* GIVEN EXERCISE: Set down the full listing exactly, character for character.

-- BEGIN DATASET CONTENT --

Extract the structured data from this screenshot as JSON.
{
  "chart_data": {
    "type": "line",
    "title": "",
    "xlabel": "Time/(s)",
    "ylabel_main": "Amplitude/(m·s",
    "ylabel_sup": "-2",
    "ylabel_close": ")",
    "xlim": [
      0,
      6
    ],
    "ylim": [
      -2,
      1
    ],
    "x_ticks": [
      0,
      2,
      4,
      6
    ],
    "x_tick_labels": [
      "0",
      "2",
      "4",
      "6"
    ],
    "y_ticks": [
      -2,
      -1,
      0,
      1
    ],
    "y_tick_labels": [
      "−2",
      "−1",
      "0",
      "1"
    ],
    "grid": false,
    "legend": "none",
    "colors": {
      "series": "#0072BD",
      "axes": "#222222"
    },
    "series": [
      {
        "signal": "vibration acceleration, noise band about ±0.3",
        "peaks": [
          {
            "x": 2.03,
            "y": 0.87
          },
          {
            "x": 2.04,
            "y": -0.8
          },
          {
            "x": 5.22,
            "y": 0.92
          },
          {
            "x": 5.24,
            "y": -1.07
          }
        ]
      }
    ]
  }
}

-- END DATASET CONTENT --

* EXERCISE RESPONSE:
Extract the structured data from this screenshot as JSON.
{
  "chart_data": {
    "type": "line",
    "title": "",
    "xlabel": "Time/(s)",
    "ylabel_main": "Amplitude/(m·s",
    "ylabel_sup": "-2",
    "ylabel_close": ")",
    "xlim": [
      0,
      6
    ],
    "ylim": [
      -2,
      1
    ],
    "x_ticks": [
      0,
      2,
      4,
      6
    ],
    "x_tick_labels": [
      "0",
      "2",
      "4",
      "6"
    ],
    "y_ticks": [
      -2,
      -1,
      0,
      1
    ],
    "y_tick_labels": [
      "−2",
      "−1",
      "0",
      "1"
    ],
    "grid": false,
    "legend": "none",
    "colors": {
      "series": "#0072BD",
      "axes": "#222222"
    },
    "series": [
      {
        "signal": "vibration acceleration, noise band about ±0.3",
        "peaks": [
          {
            "x": 2.03,
            "y": 0.87
          },
          {
            "x": 2.04,
            "y": -0.8
          },
          {
            "x": 5.22,
            "y": 0.92
          },
          {
            "x": 5.24,
            "y": -1.07
          }
        ]
      }
    ]
  }
}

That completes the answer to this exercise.